GIVEN INSTRUCTION
Count the lines in the data below where the string "ylabel" occurs, please, and give the number alone.

PROVIDED DATA
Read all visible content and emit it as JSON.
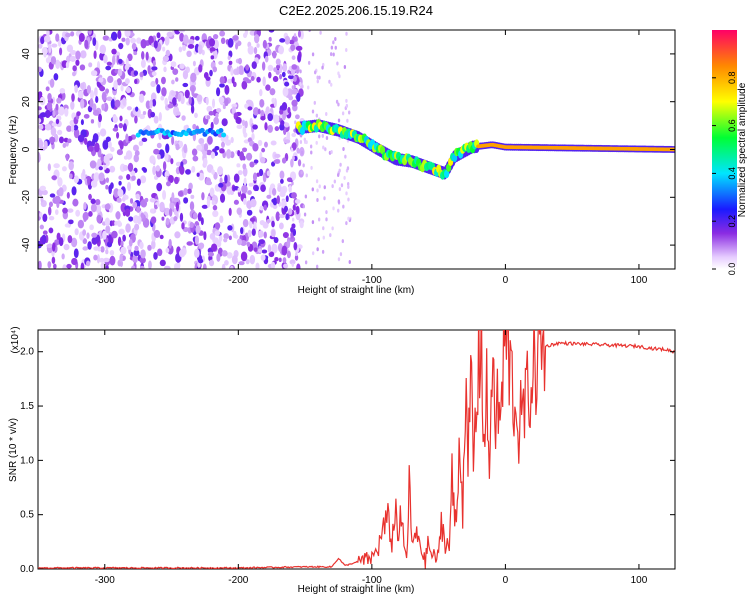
{
  "title": "C2E2.2025.206.15.19.R24",
  "colorbar": {
    "label": "Normalized spectral amplitude",
    "ticks": [
      0.0,
      0.2,
      0.4,
      0.6,
      0.8
    ],
    "range": [
      0,
      1
    ]
  },
  "chart_data": [
    {
      "type": "heatmap",
      "xlabel": "Height of straight line (km)",
      "ylabel": "Frequency (Hz)",
      "xlim": [
        -350,
        127
      ],
      "ylim": [
        -50,
        50
      ],
      "xticks": [
        -300,
        -200,
        -100,
        0,
        100
      ],
      "yticks": [
        -40,
        -20,
        0,
        20,
        40
      ],
      "signal_ridge": [
        {
          "x": -155,
          "y": 9
        },
        {
          "x": -140,
          "y": 10
        },
        {
          "x": -125,
          "y": 8
        },
        {
          "x": -110,
          "y": 5
        },
        {
          "x": -95,
          "y": 0
        },
        {
          "x": -82,
          "y": -4
        },
        {
          "x": -70,
          "y": -5
        },
        {
          "x": -55,
          "y": -8
        },
        {
          "x": -45,
          "y": -10
        },
        {
          "x": -38,
          "y": -3
        },
        {
          "x": -25,
          "y": 1
        },
        {
          "x": -10,
          "y": 2
        },
        {
          "x": 0,
          "y": 1
        },
        {
          "x": 127,
          "y": 0
        }
      ],
      "noise_region": {
        "x": [
          -350,
          -160
        ],
        "freq_band": [
          -50,
          50
        ]
      },
      "weak_band": {
        "x": [
          -275,
          -210
        ],
        "y": 7
      }
    },
    {
      "type": "line",
      "xlabel": "Height of straight line (km)",
      "ylabel": "SNR (10 * v/v)",
      "y_multiplier": "(x10⁴)",
      "xlim": [
        -350,
        127
      ],
      "ylim": [
        0,
        2.2
      ],
      "xticks": [
        -300,
        -200,
        -100,
        0,
        100
      ],
      "yticks": [
        "0.0",
        "0.5",
        "1.0",
        "1.5",
        "2.0"
      ],
      "color": "#e8322e",
      "series": [
        {
          "x": [
            -350,
            -300,
            -250,
            -200,
            -150,
            -130,
            -125,
            -120,
            -115,
            -100,
            -95,
            -92,
            -88,
            -85,
            -82,
            -80,
            -78,
            -76,
            -74,
            -72,
            -70,
            -65,
            -60,
            -58,
            -55,
            -50,
            -48,
            -45,
            -42,
            -40,
            -38,
            -36,
            -34,
            -32,
            -30,
            -28,
            -26,
            -24,
            -22,
            -20,
            -18,
            -16,
            -14,
            -12,
            -10,
            -8,
            -6,
            -4,
            -2,
            0,
            5,
            10,
            15,
            20,
            25,
            30,
            40,
            60,
            80,
            100,
            110,
            120,
            127
          ],
          "y": [
            0.01,
            0.01,
            0.01,
            0.01,
            0.02,
            0.02,
            0.1,
            0.03,
            0.05,
            0.1,
            0.2,
            0.35,
            0.45,
            0.25,
            0.55,
            0.3,
            0.5,
            0.2,
            0.1,
            0.75,
            0.25,
            0.3,
            0.05,
            0.25,
            0.12,
            0.1,
            0.45,
            0.25,
            0.2,
            0.85,
            0.4,
            0.6,
            1.3,
            0.5,
            1.75,
            0.8,
            1.85,
            1.0,
            1.4,
            1.9,
            2.2,
            1.1,
            1.6,
            0.9,
            2.05,
            1.25,
            1.55,
            1.3,
            1.75,
            2.15,
            1.7,
            1.3,
            1.5,
            1.8,
            1.95,
            2.05,
            2.08,
            2.07,
            2.06,
            2.05,
            2.03,
            2.02,
            2.0
          ]
        }
      ]
    }
  ]
}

EXPECTED ANSWER
2